(Aim):
Search the records for "name". Copy every line where it appears.
****
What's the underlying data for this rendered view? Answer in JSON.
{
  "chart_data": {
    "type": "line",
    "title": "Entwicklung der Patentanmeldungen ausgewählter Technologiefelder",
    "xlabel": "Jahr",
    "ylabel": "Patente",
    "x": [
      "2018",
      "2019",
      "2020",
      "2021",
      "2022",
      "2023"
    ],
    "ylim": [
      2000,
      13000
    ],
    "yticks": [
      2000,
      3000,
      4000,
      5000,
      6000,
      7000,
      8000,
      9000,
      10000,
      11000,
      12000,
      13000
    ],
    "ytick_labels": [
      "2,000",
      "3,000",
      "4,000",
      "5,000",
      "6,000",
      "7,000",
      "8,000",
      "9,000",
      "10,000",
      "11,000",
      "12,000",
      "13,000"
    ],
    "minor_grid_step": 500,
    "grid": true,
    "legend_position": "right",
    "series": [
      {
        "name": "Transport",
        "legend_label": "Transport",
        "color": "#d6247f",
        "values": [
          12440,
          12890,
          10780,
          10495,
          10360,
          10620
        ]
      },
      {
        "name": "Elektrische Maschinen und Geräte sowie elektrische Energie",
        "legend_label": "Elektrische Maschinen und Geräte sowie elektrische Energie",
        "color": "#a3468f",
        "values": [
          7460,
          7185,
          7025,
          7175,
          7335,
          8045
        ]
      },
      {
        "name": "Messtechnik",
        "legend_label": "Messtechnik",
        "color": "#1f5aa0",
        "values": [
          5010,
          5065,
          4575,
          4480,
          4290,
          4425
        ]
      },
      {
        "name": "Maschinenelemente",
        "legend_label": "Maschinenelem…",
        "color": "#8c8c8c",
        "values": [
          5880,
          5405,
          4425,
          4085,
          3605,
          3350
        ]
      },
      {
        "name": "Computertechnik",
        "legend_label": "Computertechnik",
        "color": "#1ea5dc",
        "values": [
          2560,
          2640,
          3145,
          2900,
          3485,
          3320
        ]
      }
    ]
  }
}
****
(Final result):
        "name": "Transport",
        "name": "Elektrische Maschinen und Geräte sowie elektrische Energie",
        "name": "Messtechnik",
        "name": "Maschinenelemente",
        "name": "Computertechnik",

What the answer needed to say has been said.